═════ Source records ═════

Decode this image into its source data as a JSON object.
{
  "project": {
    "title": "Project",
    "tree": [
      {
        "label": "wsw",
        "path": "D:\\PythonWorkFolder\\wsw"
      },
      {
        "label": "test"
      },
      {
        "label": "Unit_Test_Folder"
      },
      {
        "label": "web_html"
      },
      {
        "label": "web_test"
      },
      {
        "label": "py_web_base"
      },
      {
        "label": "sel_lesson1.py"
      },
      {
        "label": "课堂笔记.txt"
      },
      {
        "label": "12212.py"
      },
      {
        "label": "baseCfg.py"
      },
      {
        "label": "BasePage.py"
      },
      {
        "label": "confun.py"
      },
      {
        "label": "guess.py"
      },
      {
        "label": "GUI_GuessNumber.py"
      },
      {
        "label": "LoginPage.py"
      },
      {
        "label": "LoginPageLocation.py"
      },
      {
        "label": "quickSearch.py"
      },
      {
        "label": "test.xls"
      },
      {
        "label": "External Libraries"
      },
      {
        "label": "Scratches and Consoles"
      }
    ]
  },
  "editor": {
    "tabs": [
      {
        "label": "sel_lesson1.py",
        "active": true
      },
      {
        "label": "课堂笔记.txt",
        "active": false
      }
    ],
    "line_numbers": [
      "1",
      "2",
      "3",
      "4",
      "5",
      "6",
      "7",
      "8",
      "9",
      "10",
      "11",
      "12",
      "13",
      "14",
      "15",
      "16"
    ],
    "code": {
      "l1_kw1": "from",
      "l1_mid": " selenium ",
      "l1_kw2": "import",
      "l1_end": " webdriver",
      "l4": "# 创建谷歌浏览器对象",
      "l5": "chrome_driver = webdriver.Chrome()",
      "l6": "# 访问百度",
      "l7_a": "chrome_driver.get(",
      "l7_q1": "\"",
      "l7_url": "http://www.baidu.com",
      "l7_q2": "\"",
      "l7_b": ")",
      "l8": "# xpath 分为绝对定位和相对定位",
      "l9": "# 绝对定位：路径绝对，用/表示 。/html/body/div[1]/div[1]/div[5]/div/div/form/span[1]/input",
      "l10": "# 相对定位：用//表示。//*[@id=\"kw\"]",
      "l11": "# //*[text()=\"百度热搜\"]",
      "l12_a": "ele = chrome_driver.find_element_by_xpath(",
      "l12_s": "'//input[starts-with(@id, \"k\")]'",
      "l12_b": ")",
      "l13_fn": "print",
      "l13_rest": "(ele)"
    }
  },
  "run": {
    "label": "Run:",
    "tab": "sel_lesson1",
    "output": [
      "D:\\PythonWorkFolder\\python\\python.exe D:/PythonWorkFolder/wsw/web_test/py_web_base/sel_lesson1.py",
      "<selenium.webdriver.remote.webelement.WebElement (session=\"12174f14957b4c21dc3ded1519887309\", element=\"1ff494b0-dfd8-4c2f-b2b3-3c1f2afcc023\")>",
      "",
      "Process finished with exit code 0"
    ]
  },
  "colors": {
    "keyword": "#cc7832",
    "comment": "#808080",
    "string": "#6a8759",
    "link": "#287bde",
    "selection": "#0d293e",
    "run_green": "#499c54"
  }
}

═════

> [Work to do]
Filter the entries down to the lines containing "webdriver". Copy each of those lines.

> [The reply]
      "l1_end": " webdriver",
      "l5": "chrome_driver = webdriver.Chrome()",
      "<selenium.webdriver.remote.webelement.WebElement (session=\"12174f14957b4c21dc3ded1519887309\", element=\"1ff494b0-dfd8-4c2f-b2b3-3c1f2afcc023\")>",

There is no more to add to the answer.